*Problem to work on*. Please reproduce the material below word for word, leaving the pictures out of your answer.

## start Task data

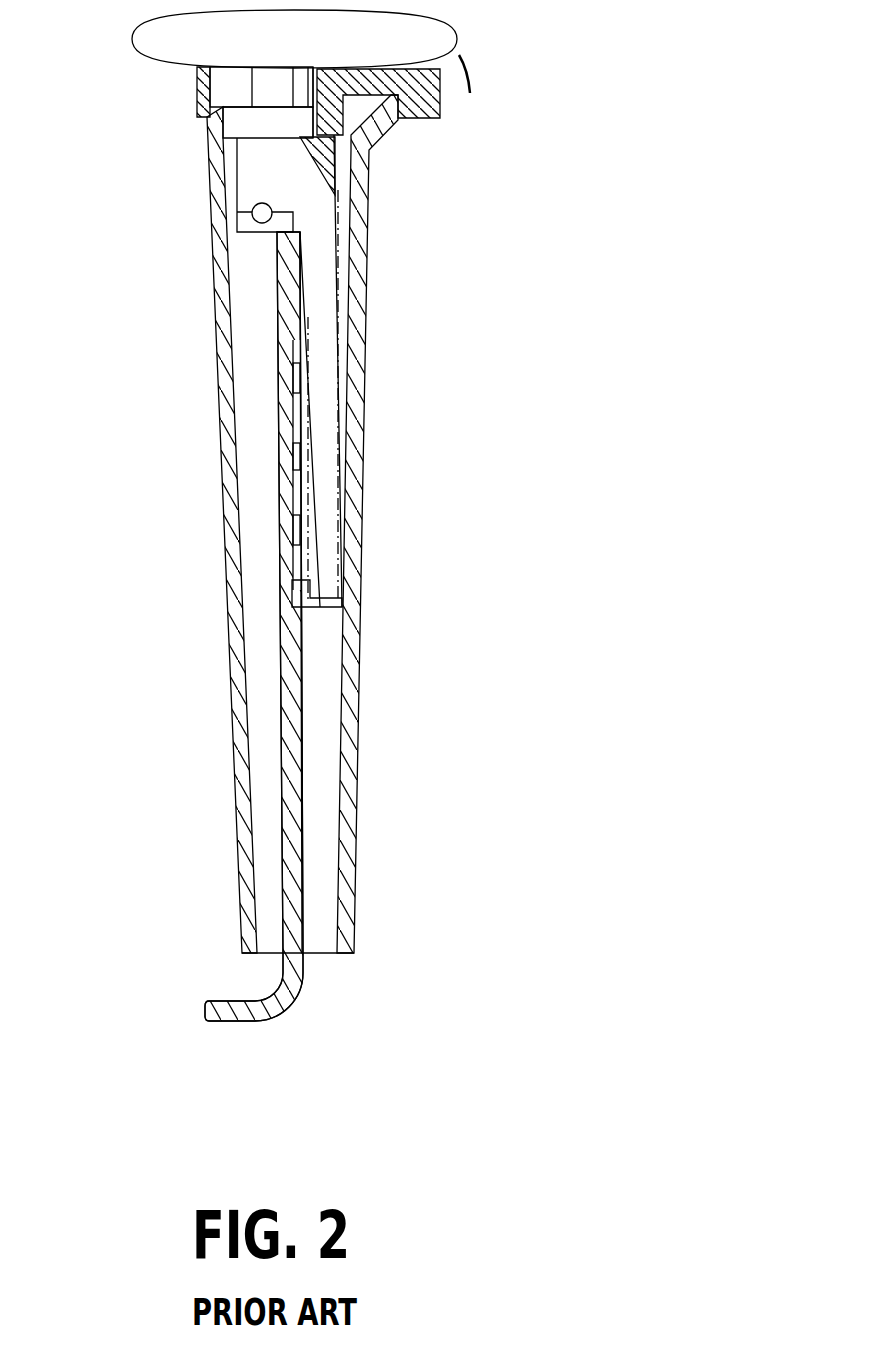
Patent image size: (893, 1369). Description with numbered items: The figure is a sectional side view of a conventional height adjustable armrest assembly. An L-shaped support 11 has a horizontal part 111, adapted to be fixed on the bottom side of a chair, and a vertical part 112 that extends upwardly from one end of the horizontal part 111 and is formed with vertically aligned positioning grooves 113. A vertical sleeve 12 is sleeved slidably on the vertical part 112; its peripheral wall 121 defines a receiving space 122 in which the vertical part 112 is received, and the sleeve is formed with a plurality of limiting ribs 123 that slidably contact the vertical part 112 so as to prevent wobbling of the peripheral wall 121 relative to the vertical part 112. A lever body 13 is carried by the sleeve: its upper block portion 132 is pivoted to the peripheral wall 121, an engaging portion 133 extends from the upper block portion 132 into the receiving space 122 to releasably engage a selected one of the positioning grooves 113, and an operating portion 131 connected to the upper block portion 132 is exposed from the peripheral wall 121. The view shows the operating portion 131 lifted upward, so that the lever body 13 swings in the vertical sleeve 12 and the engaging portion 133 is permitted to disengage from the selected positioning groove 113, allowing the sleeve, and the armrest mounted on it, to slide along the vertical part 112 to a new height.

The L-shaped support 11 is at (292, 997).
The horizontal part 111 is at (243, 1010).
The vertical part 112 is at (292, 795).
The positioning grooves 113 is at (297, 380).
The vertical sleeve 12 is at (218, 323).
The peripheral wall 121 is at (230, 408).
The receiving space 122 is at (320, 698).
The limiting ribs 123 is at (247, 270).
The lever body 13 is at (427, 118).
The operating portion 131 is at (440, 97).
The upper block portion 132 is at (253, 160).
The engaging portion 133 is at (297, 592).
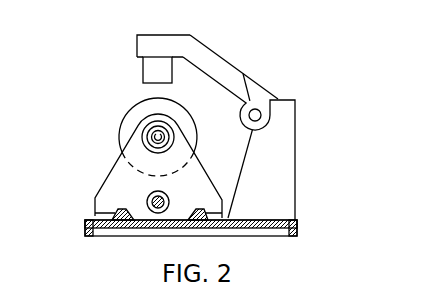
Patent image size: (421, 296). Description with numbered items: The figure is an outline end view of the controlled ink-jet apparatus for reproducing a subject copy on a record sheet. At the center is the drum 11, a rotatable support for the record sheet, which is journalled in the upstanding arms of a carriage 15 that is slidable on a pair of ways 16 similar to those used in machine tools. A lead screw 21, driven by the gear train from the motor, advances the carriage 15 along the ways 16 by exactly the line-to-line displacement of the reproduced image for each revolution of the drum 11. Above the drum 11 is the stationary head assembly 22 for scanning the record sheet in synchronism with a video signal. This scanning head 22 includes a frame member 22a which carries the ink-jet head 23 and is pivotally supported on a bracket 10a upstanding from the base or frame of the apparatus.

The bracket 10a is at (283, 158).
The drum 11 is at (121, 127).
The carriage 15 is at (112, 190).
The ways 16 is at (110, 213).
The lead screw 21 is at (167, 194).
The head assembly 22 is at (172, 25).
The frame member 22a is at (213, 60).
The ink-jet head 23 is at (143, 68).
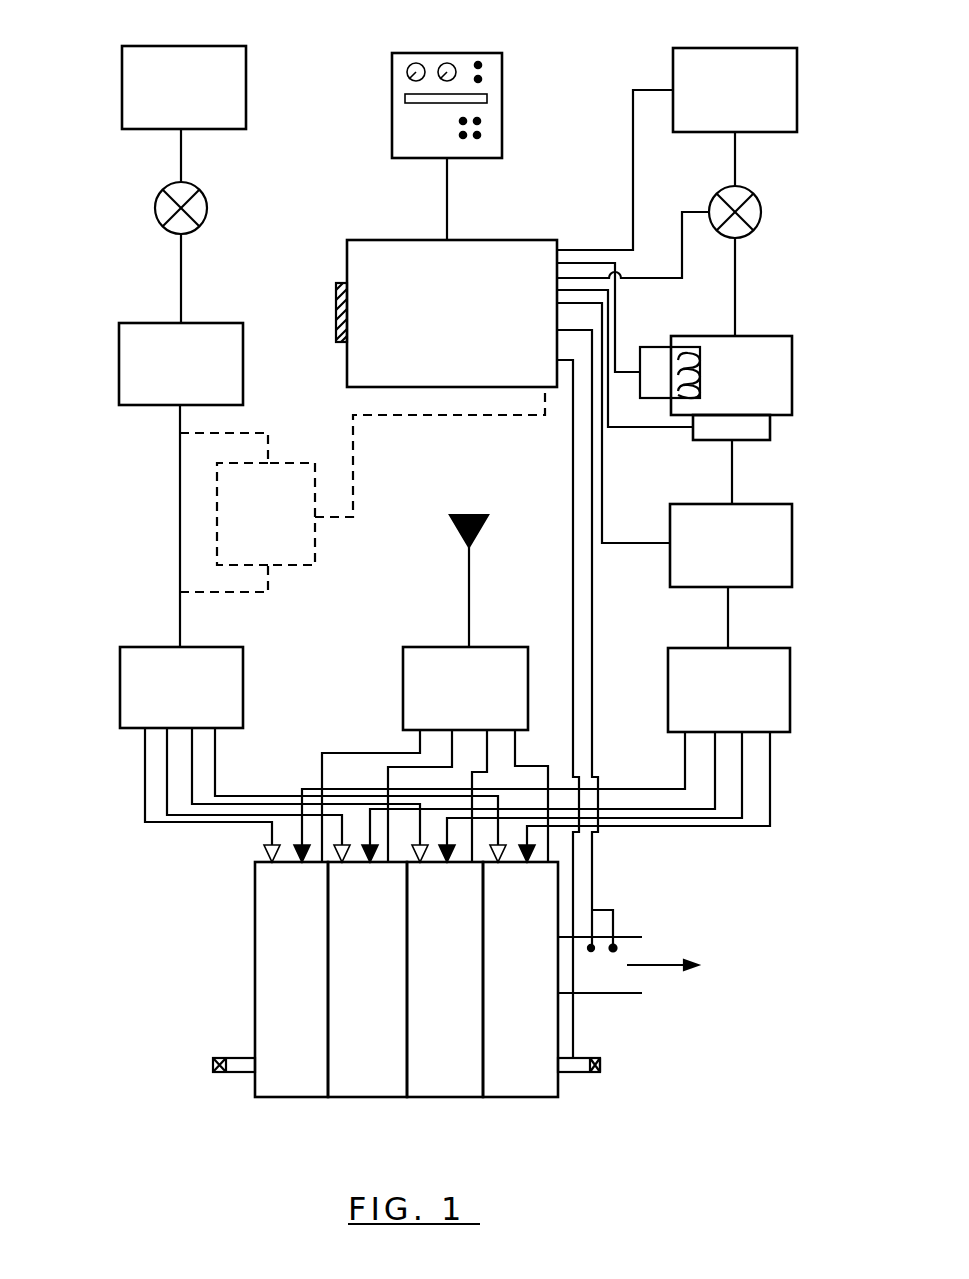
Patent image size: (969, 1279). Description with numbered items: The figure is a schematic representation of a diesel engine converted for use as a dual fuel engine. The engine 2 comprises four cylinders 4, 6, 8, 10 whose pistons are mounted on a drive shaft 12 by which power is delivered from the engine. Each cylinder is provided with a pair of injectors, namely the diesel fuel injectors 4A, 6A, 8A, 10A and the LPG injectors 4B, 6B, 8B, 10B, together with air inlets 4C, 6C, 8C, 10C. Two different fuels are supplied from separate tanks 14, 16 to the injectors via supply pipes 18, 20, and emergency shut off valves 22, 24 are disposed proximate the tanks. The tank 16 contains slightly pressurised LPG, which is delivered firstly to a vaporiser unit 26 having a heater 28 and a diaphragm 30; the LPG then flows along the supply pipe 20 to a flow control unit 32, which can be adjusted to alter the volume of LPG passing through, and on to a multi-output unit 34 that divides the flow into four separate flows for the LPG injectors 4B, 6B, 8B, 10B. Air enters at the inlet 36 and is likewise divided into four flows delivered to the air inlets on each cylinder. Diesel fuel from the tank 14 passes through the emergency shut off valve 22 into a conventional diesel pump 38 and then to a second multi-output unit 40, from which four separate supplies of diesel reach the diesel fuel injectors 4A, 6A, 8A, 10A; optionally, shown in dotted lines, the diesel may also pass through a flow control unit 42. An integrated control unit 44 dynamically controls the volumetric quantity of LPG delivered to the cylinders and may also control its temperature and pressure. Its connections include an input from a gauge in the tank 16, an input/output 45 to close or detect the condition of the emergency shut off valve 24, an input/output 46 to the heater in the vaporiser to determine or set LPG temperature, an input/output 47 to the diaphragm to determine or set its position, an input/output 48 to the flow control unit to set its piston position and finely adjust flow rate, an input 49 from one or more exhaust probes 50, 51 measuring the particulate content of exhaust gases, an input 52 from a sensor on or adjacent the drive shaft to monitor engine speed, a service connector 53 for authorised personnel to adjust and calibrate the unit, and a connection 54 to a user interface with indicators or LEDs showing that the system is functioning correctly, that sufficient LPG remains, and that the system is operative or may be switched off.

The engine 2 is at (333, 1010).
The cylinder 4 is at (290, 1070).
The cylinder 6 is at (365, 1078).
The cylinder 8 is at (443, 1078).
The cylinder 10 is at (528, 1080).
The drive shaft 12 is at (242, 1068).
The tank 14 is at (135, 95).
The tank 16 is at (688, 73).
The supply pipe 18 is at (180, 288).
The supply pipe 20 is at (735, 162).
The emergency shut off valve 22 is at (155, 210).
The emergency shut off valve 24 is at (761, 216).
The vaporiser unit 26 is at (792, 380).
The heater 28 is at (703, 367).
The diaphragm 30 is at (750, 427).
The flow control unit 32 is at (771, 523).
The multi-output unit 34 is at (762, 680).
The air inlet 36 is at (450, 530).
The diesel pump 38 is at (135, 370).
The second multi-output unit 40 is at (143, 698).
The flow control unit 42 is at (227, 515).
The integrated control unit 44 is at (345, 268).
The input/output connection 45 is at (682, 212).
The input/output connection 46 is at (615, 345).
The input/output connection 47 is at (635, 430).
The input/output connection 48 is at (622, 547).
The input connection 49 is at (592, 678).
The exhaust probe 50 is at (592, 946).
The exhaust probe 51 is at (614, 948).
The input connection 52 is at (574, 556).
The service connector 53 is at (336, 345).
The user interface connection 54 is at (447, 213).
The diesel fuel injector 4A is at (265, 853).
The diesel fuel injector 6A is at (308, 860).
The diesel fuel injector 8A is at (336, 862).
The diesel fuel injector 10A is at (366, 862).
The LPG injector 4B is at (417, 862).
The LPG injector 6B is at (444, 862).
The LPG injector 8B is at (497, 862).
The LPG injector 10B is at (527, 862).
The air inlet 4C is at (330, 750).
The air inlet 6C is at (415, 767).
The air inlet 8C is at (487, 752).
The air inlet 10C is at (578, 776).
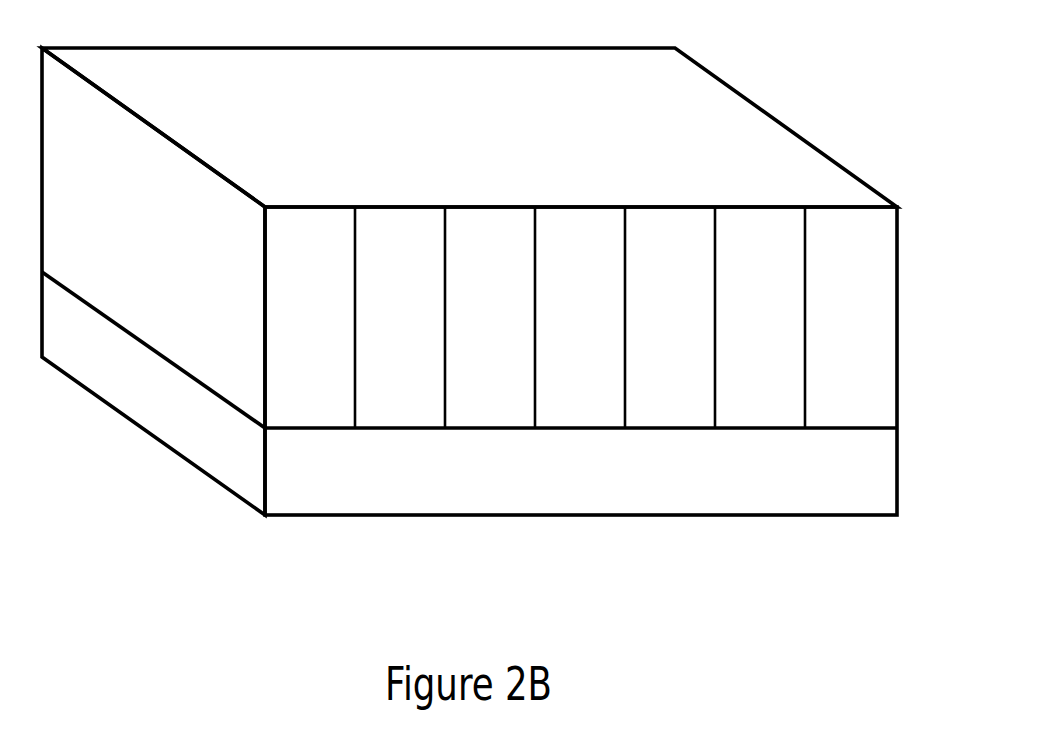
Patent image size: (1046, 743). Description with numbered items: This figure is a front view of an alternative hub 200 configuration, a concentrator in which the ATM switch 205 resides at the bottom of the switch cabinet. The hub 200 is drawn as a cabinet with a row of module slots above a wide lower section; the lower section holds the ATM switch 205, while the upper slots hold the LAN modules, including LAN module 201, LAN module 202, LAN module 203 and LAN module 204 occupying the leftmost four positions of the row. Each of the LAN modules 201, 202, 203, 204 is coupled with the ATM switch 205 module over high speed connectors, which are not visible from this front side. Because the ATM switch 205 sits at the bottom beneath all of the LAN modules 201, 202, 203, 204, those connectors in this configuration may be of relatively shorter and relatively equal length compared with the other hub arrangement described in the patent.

## end Task data

*Answer to this exercise*.
Patent image size: (893, 1369). Description with numbered items: The figure is a sectional side view of a conventional height adjustable armrest assembly. An L-shaped support 11 has a horizontal part 111, adapted to be fixed on the bottom side of a chair, and a vertical part 112 that extends upwardly from one end of the horizontal part 111 and is formed with vertically aligned positioning grooves 113. A vertical sleeve 12 is sleeved slidably on the vertical part 112; its peripheral wall 121 defines a receiving space 122 in which the vertical part 112 is received, and the sleeve is formed with a plurality of limiting ribs 123 that slidably contact the vertical part 112 so as to prevent wobbling of the peripheral wall 121 relative to the vertical part 112. A lever body 13 is carried by the sleeve: its upper block portion 132 is pivoted to the peripheral wall 121, an engaging portion 133 extends from the upper block portion 132 into the receiving space 122 to releasably engage a selected one of the positioning grooves 113, and an operating portion 131 connected to the upper block portion 132 is exposed from the peripheral wall 121. The view shows the operating portion 131 lifted upward, so that the lever body 13 swings in the vertical sleeve 12 and the engaging portion 133 is permitted to disengage from the selected positioning groove 113, allowing the sleeve, and the armrest mounted on it, to slide along the vertical part 112 to a new height.

The L-shaped support 11 is at (292, 997).
The horizontal part 111 is at (243, 1010).
The vertical part 112 is at (292, 795).
The positioning grooves 113 is at (297, 380).
The vertical sleeve 12 is at (218, 323).
The peripheral wall 121 is at (230, 408).
The receiving space 122 is at (320, 698).
The limiting ribs 123 is at (247, 270).
The lever body 13 is at (427, 118).
The operating portion 131 is at (440, 97).
The upper block portion 132 is at (253, 160).
The engaging portion 133 is at (297, 592).
Patent image size: (421, 296). Description with numbered items: The figure is an outline end view of the controlled ink-jet apparatus for reproducing a subject copy on a record sheet. At the center is the drum 11, a rotatable support for the record sheet, which is journalled in the upstanding arms of a carriage 15 that is slidable on a pair of ways 16 similar to those used in machine tools. A lead screw 21, driven by the gear train from the motor, advances the carriage 15 along the ways 16 by exactly the line-to-line displacement of the reproduced image for each revolution of the drum 11. Above the drum 11 is the stationary head assembly 22 for scanning the record sheet in synchronism with a video signal. This scanning head 22 includes a frame member 22a which carries the ink-jet head 23 and is pivotally supported on a bracket 10a upstanding from the base or frame of the apparatus.

The bracket 10a is at (283, 158).
The drum 11 is at (121, 127).
The carriage 15 is at (112, 190).
The ways 16 is at (110, 213).
The lead screw 21 is at (167, 194).
The head assembly 22 is at (172, 25).
The frame member 22a is at (213, 60).
The ink-jet head 23 is at (143, 68).
Patent image size: (969, 1279). Description with numbered items: The figure is a schematic representation of a diesel engine converted for use as a dual fuel engine. The engine 2 comprises four cylinders 4, 6, 8, 10 whose pistons are mounted on a drive shaft 12 by which power is delivered from the engine. Each cylinder is provided with a pair of injectors, namely the diesel fuel injectors 4A, 6A, 8A, 10A and the LPG injectors 4B, 6B, 8B, 10B, together with air inlets 4C, 6C, 8C, 10C. Two different fuels are supplied from separate tanks 14, 16 to the injectors via supply pipes 18, 20, and emergency shut off valves 22, 24 are disposed proximate the tanks. The tank 16 contains slightly pressurised LPG, which is delivered firstly to a vaporiser unit 26 having a heater 28 and a diaphragm 30; the LPG then flows along the supply pipe 20 to a flow control unit 32, which can be adjusted to alter the volume of LPG passing through, and on to a multi-output unit 34 that divides the flow into four separate flows for the LPG injectors 4B, 6B, 8B, 10B. Air enters at the inlet 36 and is likewise divided into four flows delivered to the air inlets on each cylinder. Diesel fuel from the tank 14 passes through the emergency shut off valve 22 into a conventional diesel pump 38 and then to a second multi-output unit 40, from which four separate supplies of diesel reach the diesel fuel injectors 4A, 6A, 8A, 10A; optionally, shown in dotted lines, the diesel may also pass through a flow control unit 42. An integrated control unit 44 dynamically controls the volumetric quantity of LPG delivered to the cylinders and may also control its temperature and pressure. Its connections include an input from a gauge in the tank 16, an input/output 45 to close or detect the condition of the emergency shut off valve 24, an input/output 46 to the heater in the vaporiser to determine or set LPG temperature, an input/output 47 to the diaphragm to determine or set its position, an input/output 48 to the flow control unit to set its piston position and finely adjust flow rate, an input 49 from one or more exhaust probes 50, 51 measuring the particulate content of exhaust gases, an input 52 from a sensor on or adjacent the drive shaft to monitor engine speed, a service connector 53 for authorised personnel to adjust and calibrate the unit, and a connection 54 to a user interface with indicators or LEDs showing that the system is functioning correctly, that sufficient LPG remains, and that the system is operative or may be switched off.

The engine 2 is at (333, 1010).
The cylinder 4 is at (290, 1070).
The cylinder 6 is at (365, 1078).
The cylinder 8 is at (443, 1078).
The cylinder 10 is at (528, 1080).
The drive shaft 12 is at (242, 1068).
The tank 14 is at (135, 95).
The tank 16 is at (688, 73).
The supply pipe 18 is at (180, 288).
The supply pipe 20 is at (735, 162).
The emergency shut off valve 22 is at (155, 210).
The emergency shut off valve 24 is at (761, 216).
The vaporiser unit 26 is at (792, 380).
The heater 28 is at (703, 367).
The diaphragm 30 is at (750, 427).
The flow control unit 32 is at (771, 523).
The multi-output unit 34 is at (762, 680).
The air inlet 36 is at (450, 530).
The diesel pump 38 is at (135, 370).
The second multi-output unit 40 is at (143, 698).
The flow control unit 42 is at (227, 515).
The integrated control unit 44 is at (345, 268).
The input/output connection 45 is at (682, 212).
The input/output connection 46 is at (615, 345).
The input/output connection 47 is at (635, 430).
The input/output connection 48 is at (622, 547).
The input connection 49 is at (592, 678).
The exhaust probe 50 is at (592, 946).
The exhaust probe 51 is at (614, 948).
The input connection 52 is at (574, 556).
The service connector 53 is at (336, 345).
The user interface connection 54 is at (447, 213).
The diesel fuel injector 4A is at (265, 853).
The diesel fuel injector 6A is at (308, 860).
The diesel fuel injector 8A is at (336, 862).
The diesel fuel injector 10A is at (366, 862).
The LPG injector 4B is at (417, 862).
The LPG injector 6B is at (444, 862).
The LPG injector 8B is at (497, 862).
The LPG injector 10B is at (527, 862).
The air inlet 4C is at (330, 750).
The air inlet 6C is at (415, 767).
The air inlet 8C is at (487, 752).
The air inlet 10C is at (578, 776).
Patent image size: (1046, 743). Description with numbered items: This figure is a front view of an alternative hub 200 configuration, a concentrator in which the ATM switch 205 resides at the bottom of the switch cabinet. The hub 200 is drawn as a cabinet with a row of module slots above a wide lower section; the lower section holds the ATM switch 205, while the upper slots hold the LAN modules, including LAN module 201, LAN module 202, LAN module 203 and LAN module 204 occupying the leftmost four positions of the row. Each of the LAN modules 201, 202, 203, 204 is coupled with the ATM switch 205 module over high speed connectors, which are not visible from this front side. Because the ATM switch 205 sits at the bottom beneath all of the LAN modules 201, 202, 203, 204, those connectors in this configuration may be of relatively shorter and relatively equal length compared with the other hub arrangement described in the patent.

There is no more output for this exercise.